[Dataset rows]
--- --- ---
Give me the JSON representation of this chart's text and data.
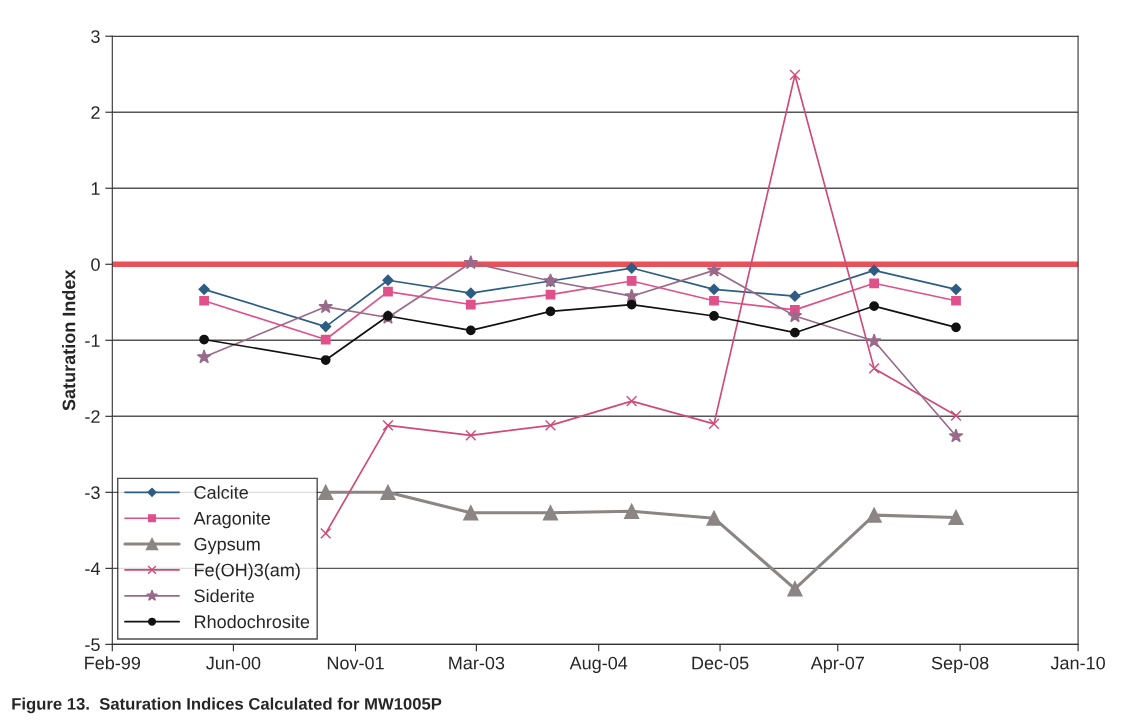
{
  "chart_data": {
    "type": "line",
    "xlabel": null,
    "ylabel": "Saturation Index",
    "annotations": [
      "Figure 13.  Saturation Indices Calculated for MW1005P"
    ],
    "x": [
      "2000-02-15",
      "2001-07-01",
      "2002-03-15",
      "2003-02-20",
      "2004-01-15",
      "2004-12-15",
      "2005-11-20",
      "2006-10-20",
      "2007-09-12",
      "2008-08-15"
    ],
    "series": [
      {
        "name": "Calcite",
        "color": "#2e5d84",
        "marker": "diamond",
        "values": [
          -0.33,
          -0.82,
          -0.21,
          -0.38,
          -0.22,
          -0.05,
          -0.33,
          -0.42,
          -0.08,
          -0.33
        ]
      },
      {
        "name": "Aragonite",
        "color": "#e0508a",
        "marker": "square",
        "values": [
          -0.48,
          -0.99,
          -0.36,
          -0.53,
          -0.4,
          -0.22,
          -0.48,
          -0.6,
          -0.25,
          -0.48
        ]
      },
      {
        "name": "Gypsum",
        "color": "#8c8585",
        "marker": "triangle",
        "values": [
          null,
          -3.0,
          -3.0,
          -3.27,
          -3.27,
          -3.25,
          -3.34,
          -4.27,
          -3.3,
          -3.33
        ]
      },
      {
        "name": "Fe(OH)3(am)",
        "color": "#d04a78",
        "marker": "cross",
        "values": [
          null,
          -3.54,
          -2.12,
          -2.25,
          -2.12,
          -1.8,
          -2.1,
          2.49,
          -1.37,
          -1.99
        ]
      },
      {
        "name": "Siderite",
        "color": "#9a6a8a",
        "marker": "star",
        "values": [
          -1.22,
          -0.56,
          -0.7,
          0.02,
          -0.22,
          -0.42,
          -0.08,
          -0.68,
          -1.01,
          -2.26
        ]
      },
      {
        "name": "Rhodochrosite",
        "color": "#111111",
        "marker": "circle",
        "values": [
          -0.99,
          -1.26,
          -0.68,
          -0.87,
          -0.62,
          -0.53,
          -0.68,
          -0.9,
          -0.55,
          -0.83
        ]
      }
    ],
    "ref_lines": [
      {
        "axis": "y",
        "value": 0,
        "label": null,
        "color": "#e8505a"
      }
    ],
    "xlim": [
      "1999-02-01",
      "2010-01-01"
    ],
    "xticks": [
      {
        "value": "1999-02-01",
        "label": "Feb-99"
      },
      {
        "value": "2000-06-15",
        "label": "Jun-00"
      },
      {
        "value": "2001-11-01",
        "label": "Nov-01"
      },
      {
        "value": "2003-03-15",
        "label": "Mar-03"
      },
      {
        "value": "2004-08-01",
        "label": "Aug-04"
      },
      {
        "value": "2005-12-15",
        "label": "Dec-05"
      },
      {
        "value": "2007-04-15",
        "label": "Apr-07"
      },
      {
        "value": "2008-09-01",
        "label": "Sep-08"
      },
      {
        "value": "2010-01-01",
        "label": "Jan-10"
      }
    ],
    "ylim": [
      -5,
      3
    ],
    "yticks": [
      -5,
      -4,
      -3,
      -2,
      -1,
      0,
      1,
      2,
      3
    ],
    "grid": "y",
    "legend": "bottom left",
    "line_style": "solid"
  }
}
--- --- ---
*Given task*
Your task is to repeat the data above exactly while excluding the pictures.

*The completed task*
Give me the JSON representation of this chart's text and data.
{
  "chart_data": {
    "type": "line",
    "xlabel": null,
    "ylabel": "Saturation Index",
    "annotations": [
      "Figure 13.  Saturation Indices Calculated for MW1005P"
    ],
    "x": [
      "2000-02-15",
      "2001-07-01",
      "2002-03-15",
      "2003-02-20",
      "2004-01-15",
      "2004-12-15",
      "2005-11-20",
      "2006-10-20",
      "2007-09-12",
      "2008-08-15"
    ],
    "series": [
      {
        "name": "Calcite",
        "color": "#2e5d84",
        "marker": "diamond",
        "values": [
          -0.33,
          -0.82,
          -0.21,
          -0.38,
          -0.22,
          -0.05,
          -0.33,
          -0.42,
          -0.08,
          -0.33
        ]
      },
      {
        "name": "Aragonite",
        "color": "#e0508a",
        "marker": "square",
        "values": [
          -0.48,
          -0.99,
          -0.36,
          -0.53,
          -0.4,
          -0.22,
          -0.48,
          -0.6,
          -0.25,
          -0.48
        ]
      },
      {
        "name": "Gypsum",
        "color": "#8c8585",
        "marker": "triangle",
        "values": [
          null,
          -3.0,
          -3.0,
          -3.27,
          -3.27,
          -3.25,
          -3.34,
          -4.27,
          -3.3,
          -3.33
        ]
      },
      {
        "name": "Fe(OH)3(am)",
        "color": "#d04a78",
        "marker": "cross",
        "values": [
          null,
          -3.54,
          -2.12,
          -2.25,
          -2.12,
          -1.8,
          -2.1,
          2.49,
          -1.37,
          -1.99
        ]
      },
      {
        "name": "Siderite",
        "color": "#9a6a8a",
        "marker": "star",
        "values": [
          -1.22,
          -0.56,
          -0.7,
          0.02,
          -0.22,
          -0.42,
          -0.08,
          -0.68,
          -1.01,
          -2.26
        ]
      },
      {
        "name": "Rhodochrosite",
        "color": "#111111",
        "marker": "circle",
        "values": [
          -0.99,
          -1.26,
          -0.68,
          -0.87,
          -0.62,
          -0.53,
          -0.68,
          -0.9,
          -0.55,
          -0.83
        ]
      }
    ],
    "ref_lines": [
      {
        "axis": "y",
        "value": 0,
        "label": null,
        "color": "#e8505a"
      }
    ],
    "xlim": [
      "1999-02-01",
      "2010-01-01"
    ],
    "xticks": [
      {
        "value": "1999-02-01",
        "label": "Feb-99"
      },
      {
        "value": "2000-06-15",
        "label": "Jun-00"
      },
      {
        "value": "2001-11-01",
        "label": "Nov-01"
      },
      {
        "value": "2003-03-15",
        "label": "Mar-03"
      },
      {
        "value": "2004-08-01",
        "label": "Aug-04"
      },
      {
        "value": "2005-12-15",
        "label": "Dec-05"
      },
      {
        "value": "2007-04-15",
        "label": "Apr-07"
      },
      {
        "value": "2008-09-01",
        "label": "Sep-08"
      },
      {
        "value": "2010-01-01",
        "label": "Jan-10"
      }
    ],
    "ylim": [
      -5,
      3
    ],
    "yticks": [
      -5,
      -4,
      -3,
      -2,
      -1,
      0,
      1,
      2,
      3
    ],
    "grid": "y",
    "legend": "bottom left",
    "line_style": "solid"
  }
}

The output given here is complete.